#### EXERCISE INPUT

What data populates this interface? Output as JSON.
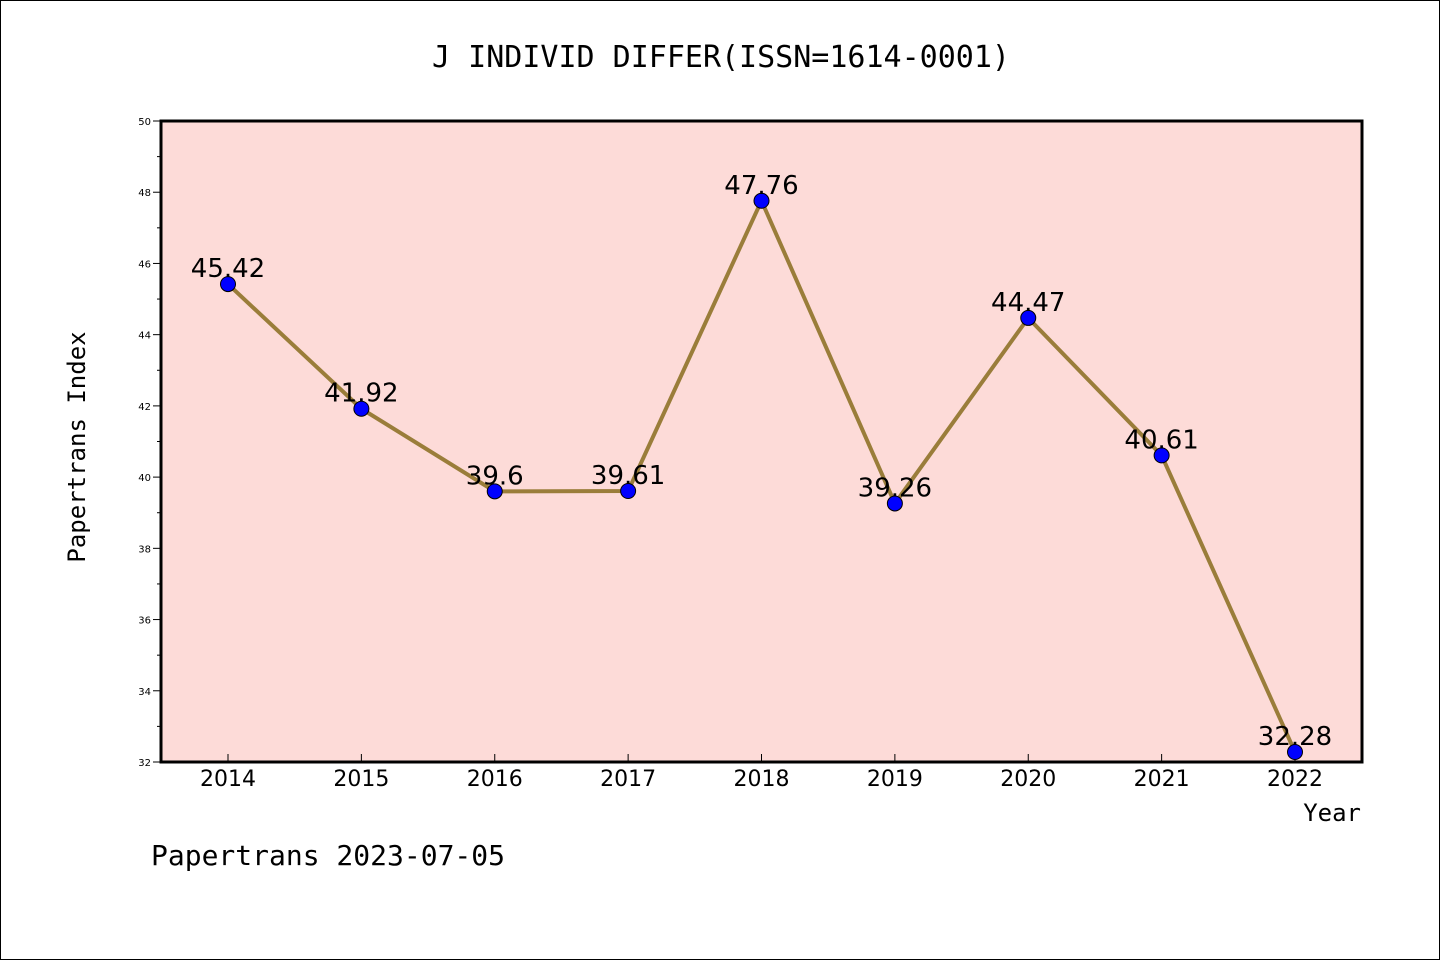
{
  "chart_data": {
    "type": "line",
    "title": "J INDIVID DIFFER(ISSN=1614-0001)",
    "xlabel": "Year",
    "ylabel": "Papertrans Index",
    "categories": [
      "2014",
      "2015",
      "2016",
      "2017",
      "2018",
      "2019",
      "2020",
      "2021",
      "2022"
    ],
    "series": [
      {
        "values": [
          45.42,
          41.92,
          39.6,
          39.61,
          47.76,
          39.26,
          44.47,
          40.61,
          32.28
        ],
        "labels": [
          "45.42",
          "41.92",
          "39.6",
          "39.61",
          "47.76",
          "39.26",
          "44.47",
          "40.61",
          "32.28"
        ]
      }
    ],
    "ylim": [
      32,
      50
    ],
    "yticks": [
      "32",
      "34",
      "36",
      "38",
      "40",
      "42",
      "44",
      "46",
      "48",
      "50"
    ],
    "grid": false,
    "colors": {
      "plot_background": "#fddbd8",
      "line": "#9a7d3a",
      "marker": "#0000ff"
    }
  },
  "footer": "Papertrans 2023-07-05"
}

########

**GIVEN PROBLEM:** From the listing above, pick out every line containing "Papertrans".

**RESPONSE:**
    "ylabel": "Papertrans Index",
  "footer": "Papertrans 2023-07-05"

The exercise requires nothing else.